## Task goal:
All of the material should be reproduced exactly, with pictures left out.

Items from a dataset
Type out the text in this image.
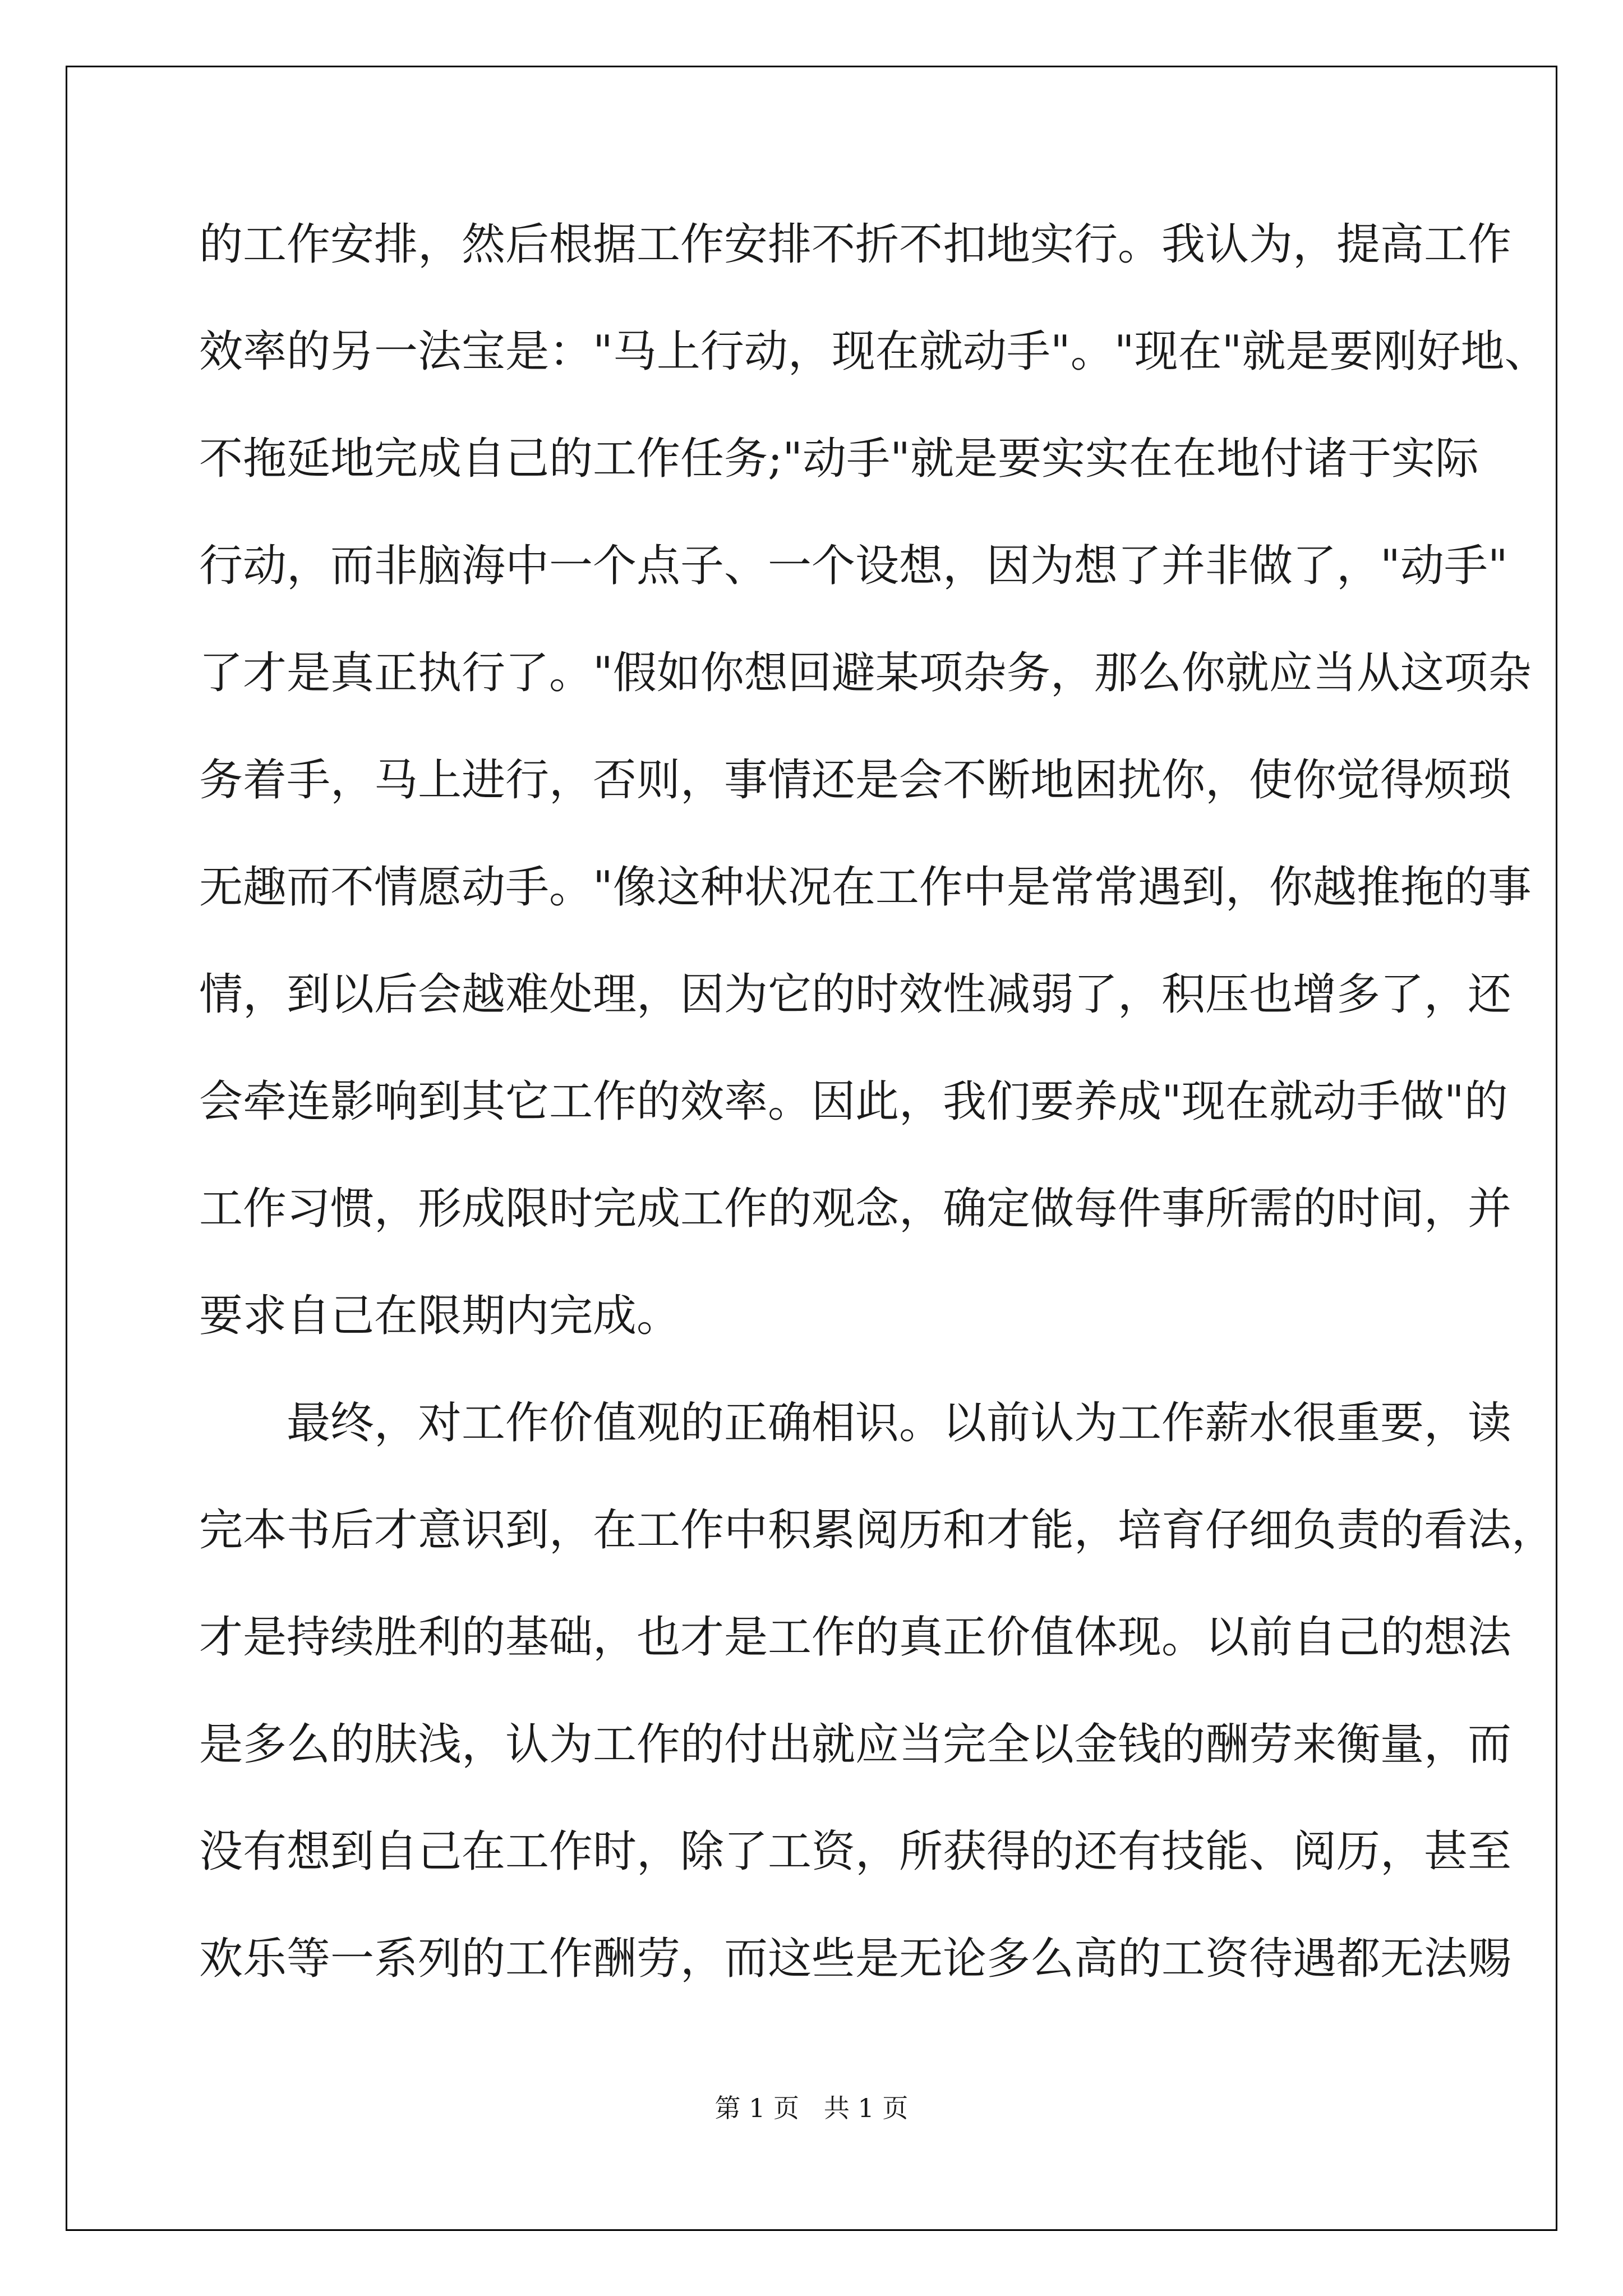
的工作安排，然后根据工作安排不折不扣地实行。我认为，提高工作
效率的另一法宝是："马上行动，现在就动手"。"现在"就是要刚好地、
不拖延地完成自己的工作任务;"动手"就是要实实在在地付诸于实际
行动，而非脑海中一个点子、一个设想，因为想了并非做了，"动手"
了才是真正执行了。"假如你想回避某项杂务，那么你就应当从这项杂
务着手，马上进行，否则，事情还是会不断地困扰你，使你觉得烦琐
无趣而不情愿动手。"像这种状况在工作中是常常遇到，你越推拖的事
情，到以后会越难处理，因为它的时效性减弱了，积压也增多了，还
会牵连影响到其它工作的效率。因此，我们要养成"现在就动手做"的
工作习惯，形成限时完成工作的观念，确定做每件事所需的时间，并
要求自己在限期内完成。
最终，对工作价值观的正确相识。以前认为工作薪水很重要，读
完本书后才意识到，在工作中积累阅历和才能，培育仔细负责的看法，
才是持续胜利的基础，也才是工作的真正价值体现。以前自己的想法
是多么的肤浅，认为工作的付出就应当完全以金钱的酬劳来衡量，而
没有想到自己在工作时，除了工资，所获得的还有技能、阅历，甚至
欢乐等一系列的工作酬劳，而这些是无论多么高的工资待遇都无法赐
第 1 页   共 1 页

## Correct answer:
Type out the text in this image.
的工作安排，然后根据工作安排不折不扣地实行。我认为，提高工作
效率的另一法宝是："马上行动，现在就动手"。"现在"就是要刚好地、
不拖延地完成自己的工作任务;"动手"就是要实实在在地付诸于实际
行动，而非脑海中一个点子、一个设想，因为想了并非做了，"动手"
了才是真正执行了。"假如你想回避某项杂务，那么你就应当从这项杂
务着手，马上进行，否则，事情还是会不断地困扰你，使你觉得烦琐
无趣而不情愿动手。"像这种状况在工作中是常常遇到，你越推拖的事
情，到以后会越难处理，因为它的时效性减弱了，积压也增多了，还
会牵连影响到其它工作的效率。因此，我们要养成"现在就动手做"的
工作习惯，形成限时完成工作的观念，确定做每件事所需的时间，并
要求自己在限期内完成。
最终，对工作价值观的正确相识。以前认为工作薪水很重要，读
完本书后才意识到，在工作中积累阅历和才能，培育仔细负责的看法，
才是持续胜利的基础，也才是工作的真正价值体现。以前自己的想法
是多么的肤浅，认为工作的付出就应当完全以金钱的酬劳来衡量，而
没有想到自己在工作时，除了工资，所获得的还有技能、阅历，甚至
欢乐等一系列的工作酬劳，而这些是无论多么高的工资待遇都无法赐
第 1 页   共 1 页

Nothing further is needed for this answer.